> [Written instruction]: Isolate every line in the data with the string "title" and copy it.

== Listed entries

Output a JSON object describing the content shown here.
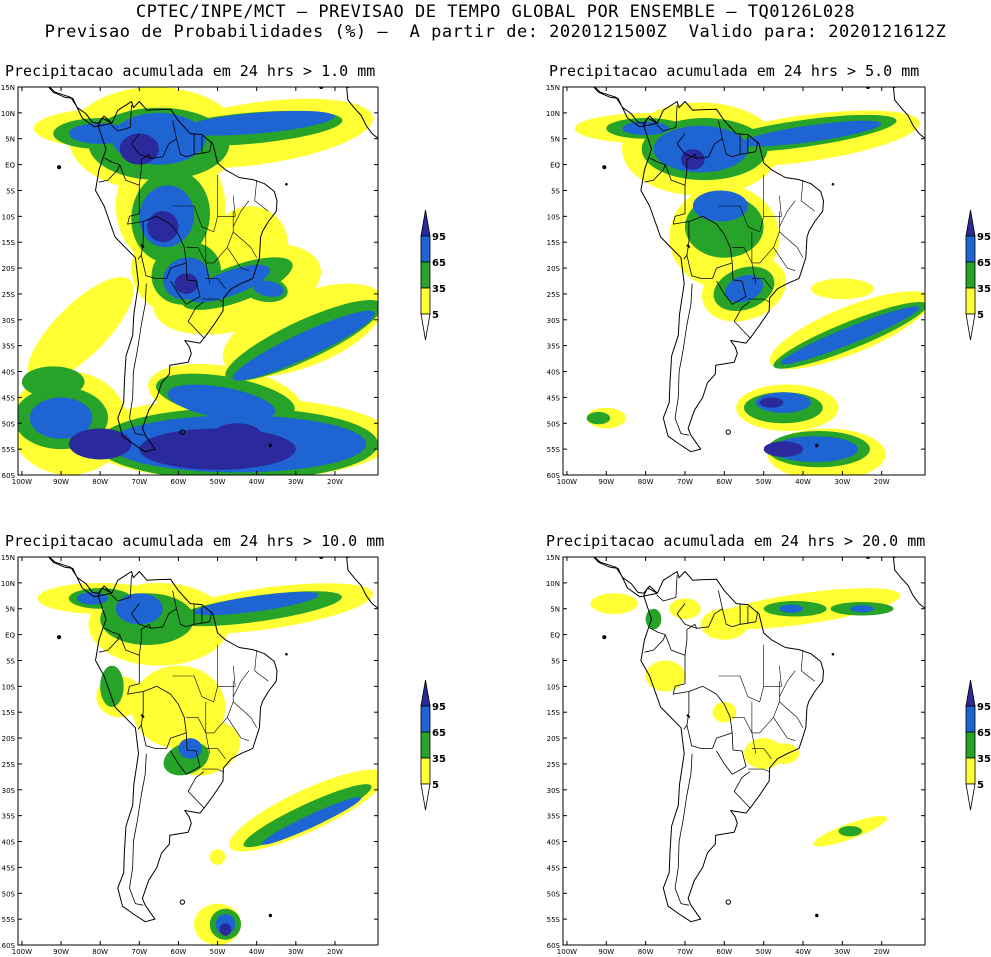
{
  "header": {
    "line1": "CPTEC/INPE/MCT – PREVISAO DE TEMPO GLOBAL POR ENSEMBLE – TQ0126L028",
    "line2": "Previsao de Probabilidades (%) –  A partir de: 2020121500Z  Valido para: 2020121612Z"
  },
  "colors": {
    "yellow": "#ffff33",
    "green": "#27a32a",
    "blue": "#1e64d2",
    "darkblue": "#2a2a9c",
    "coast": "#000000"
  },
  "axes": {
    "lat_labels": [
      "15N",
      "10N",
      "5N",
      "EQ",
      "5S",
      "10S",
      "15S",
      "20S",
      "25S",
      "30S",
      "35S",
      "40S",
      "45S",
      "50S",
      "55S",
      "60S"
    ],
    "lon_labels": [
      "100W",
      "90W",
      "80W",
      "70W",
      "60W",
      "50W",
      "40W",
      "30W",
      "20W"
    ]
  },
  "legend": {
    "labels": [
      "95",
      "65",
      "35",
      "5"
    ]
  },
  "panels": [
    {
      "title": "Precipitacao acumulada em 24 hrs > 1.0 mm",
      "threshold_mm": 1.0
    },
    {
      "title": "Precipitacao acumulada em 24 hrs > 5.0 mm",
      "threshold_mm": 5.0
    },
    {
      "title": "Precipitacao acumulada em 24 hrs > 10.0 mm",
      "threshold_mm": 10.0
    },
    {
      "title": "Precipitacao acumulada em 24 hrs > 20.0 mm",
      "threshold_mm": 20.0
    }
  ]
}
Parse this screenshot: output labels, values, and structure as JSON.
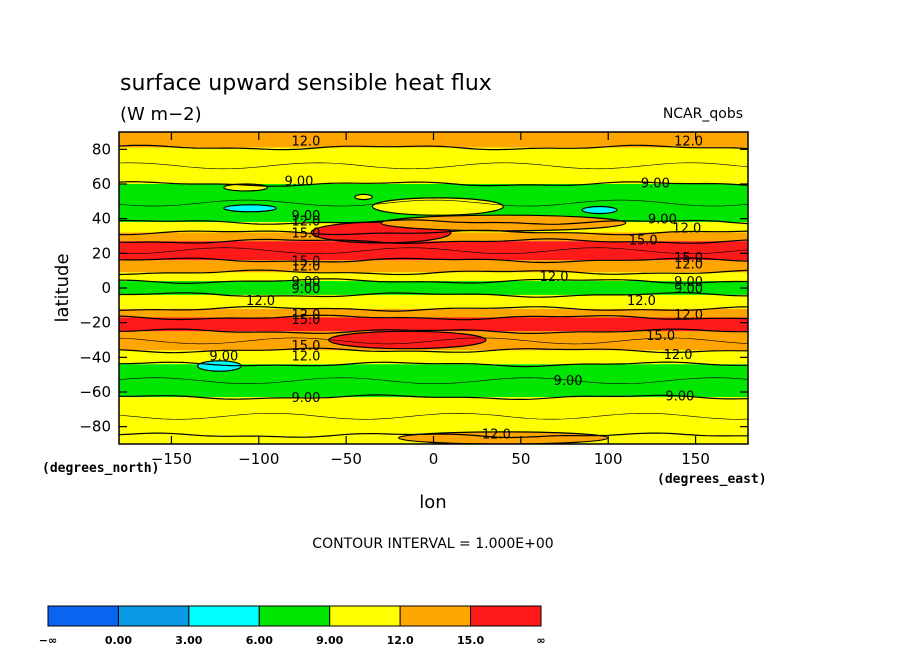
{
  "chart_data": {
    "type": "heatmap",
    "title": "surface upward sensible heat flux",
    "units": "(W m−2)",
    "dataset": "NCAR_qobs",
    "xlabel": "lon",
    "ylabel": "latitude",
    "x_unit": "(degrees_east)",
    "y_unit": "(degrees_north)",
    "xlim": [
      -180,
      180
    ],
    "ylim": [
      -90,
      90
    ],
    "x_ticks": [
      -150,
      -100,
      -50,
      0,
      50,
      100,
      150
    ],
    "y_ticks": [
      -80,
      -60,
      -40,
      -20,
      0,
      20,
      40,
      60,
      80
    ],
    "contour_interval": "CONTOUR INTERVAL = 1.000E+00",
    "zonal_bands": [
      {
        "lat_min": 81,
        "lat_max": 90,
        "level": "orange"
      },
      {
        "lat_min": 60,
        "lat_max": 81,
        "level": "yellow"
      },
      {
        "lat_min": 38,
        "lat_max": 60,
        "level": "green"
      },
      {
        "lat_min": 32,
        "lat_max": 38,
        "level": "yellow"
      },
      {
        "lat_min": 27,
        "lat_max": 32,
        "level": "orange"
      },
      {
        "lat_min": 16,
        "lat_max": 27,
        "level": "red"
      },
      {
        "lat_min": 9,
        "lat_max": 16,
        "level": "orange"
      },
      {
        "lat_min": 4,
        "lat_max": 9,
        "level": "yellow"
      },
      {
        "lat_min": -4,
        "lat_max": 4,
        "level": "green"
      },
      {
        "lat_min": -12,
        "lat_max": -4,
        "level": "yellow"
      },
      {
        "lat_min": -17,
        "lat_max": -12,
        "level": "orange"
      },
      {
        "lat_min": -25,
        "lat_max": -17,
        "level": "red"
      },
      {
        "lat_min": -36,
        "lat_max": -25,
        "level": "orange"
      },
      {
        "lat_min": -44,
        "lat_max": -36,
        "level": "yellow"
      },
      {
        "lat_min": -63,
        "lat_max": -44,
        "level": "green"
      },
      {
        "lat_min": -85,
        "lat_max": -63,
        "level": "yellow"
      },
      {
        "lat_min": -90,
        "lat_max": -85,
        "level": "yellow"
      }
    ],
    "regions": [
      {
        "level": "red",
        "lon_min": -70,
        "lon_max": 10,
        "lat_min": 26,
        "lat_max": 38
      },
      {
        "level": "red",
        "lon_min": -60,
        "lon_max": 30,
        "lat_min": -35,
        "lat_max": -25
      },
      {
        "level": "orange",
        "lon_min": -30,
        "lon_max": 110,
        "lat_min": 33,
        "lat_max": 42
      },
      {
        "level": "yellow",
        "lon_min": -35,
        "lon_max": 40,
        "lat_min": 42,
        "lat_max": 52
      },
      {
        "level": "orange",
        "lon_min": -20,
        "lon_max": 100,
        "lat_min": -90,
        "lat_max": -83
      },
      {
        "level": "cyan",
        "lon_min": -120,
        "lon_max": -90,
        "lat_min": 44,
        "lat_max": 48
      },
      {
        "level": "cyan",
        "lon_min": 85,
        "lon_max": 105,
        "lat_min": 43,
        "lat_max": 47
      },
      {
        "level": "cyan",
        "lon_min": -135,
        "lon_max": -110,
        "lat_min": -48,
        "lat_max": -42
      },
      {
        "level": "yellow",
        "lon_min": -45,
        "lon_max": -35,
        "lat_min": 51,
        "lat_max": 54
      },
      {
        "level": "yellow",
        "lon_min": -120,
        "lon_max": -95,
        "lat_min": 56,
        "lat_max": 60
      }
    ],
    "contour_labels": [
      {
        "text": "12.0",
        "lon": -73,
        "lat": 85
      },
      {
        "text": "12.0",
        "lon": 146,
        "lat": 85
      },
      {
        "text": "9.00",
        "lon": -77,
        "lat": 62
      },
      {
        "text": "9.00",
        "lon": 127,
        "lat": 61
      },
      {
        "text": "9.00",
        "lon": -73,
        "lat": 42
      },
      {
        "text": "12.0",
        "lon": -73,
        "lat": 39
      },
      {
        "text": "9.00",
        "lon": 131,
        "lat": 40
      },
      {
        "text": "12.0",
        "lon": 145,
        "lat": 35
      },
      {
        "text": "15.0",
        "lon": -73,
        "lat": 32
      },
      {
        "text": "15.0",
        "lon": 120,
        "lat": 28
      },
      {
        "text": "15.0",
        "lon": -73,
        "lat": 16
      },
      {
        "text": "12.0",
        "lon": -73,
        "lat": 13
      },
      {
        "text": "15.0",
        "lon": 146,
        "lat": 18
      },
      {
        "text": "12.0",
        "lon": 146,
        "lat": 14
      },
      {
        "text": "12.0",
        "lon": 69,
        "lat": 7
      },
      {
        "text": "9.00",
        "lon": -73,
        "lat": 4
      },
      {
        "text": "9.00",
        "lon": -73,
        "lat": 0
      },
      {
        "text": "9.00",
        "lon": 146,
        "lat": 4
      },
      {
        "text": "9.00",
        "lon": 146,
        "lat": 0
      },
      {
        "text": "12.0",
        "lon": -99,
        "lat": -7
      },
      {
        "text": "12.0",
        "lon": 119,
        "lat": -7
      },
      {
        "text": "12.0",
        "lon": -73,
        "lat": -15
      },
      {
        "text": "15.0",
        "lon": -73,
        "lat": -18
      },
      {
        "text": "12.0",
        "lon": 146,
        "lat": -15
      },
      {
        "text": "15.0",
        "lon": 130,
        "lat": -27
      },
      {
        "text": "15.0",
        "lon": -73,
        "lat": -33
      },
      {
        "text": "12.0",
        "lon": -73,
        "lat": -39
      },
      {
        "text": "12.0",
        "lon": 140,
        "lat": -38
      },
      {
        "text": "9.00",
        "lon": -120,
        "lat": -39
      },
      {
        "text": "9.00",
        "lon": 77,
        "lat": -53
      },
      {
        "text": "9.00",
        "lon": -73,
        "lat": -63
      },
      {
        "text": "9.00",
        "lon": 141,
        "lat": -62
      },
      {
        "text": "12.0",
        "lon": 36,
        "lat": -84
      }
    ],
    "colorbar": {
      "colors": [
        "#0a64f0",
        "#0a9be6",
        "#00ffff",
        "#00e600",
        "#ffff00",
        "#ffa500",
        "#ff1a1a"
      ],
      "labels": [
        "−∞",
        "0.00",
        "3.00",
        "6.00",
        "9.00",
        "12.0",
        "15.0",
        "∞"
      ]
    },
    "level_colors": {
      "cyan": "#00ffff",
      "green": "#00e600",
      "yellow": "#ffff00",
      "orange": "#ffa500",
      "red": "#ff1a1a"
    }
  }
}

====

> [Solved exercise]:
      "title": "Precipitacao acumulada em 24 hrs > 1.0 mm",
      "title": "Precipitacao acumulada em 24 hrs > 5.0 mm",
      "title": "Precipitacao acumulada em 24 hrs > 10.0 mm",
      "title": "Precipitacao acumulada em 24 hrs > 20.0 mm",
    "title": "surface upward sensible heat flux",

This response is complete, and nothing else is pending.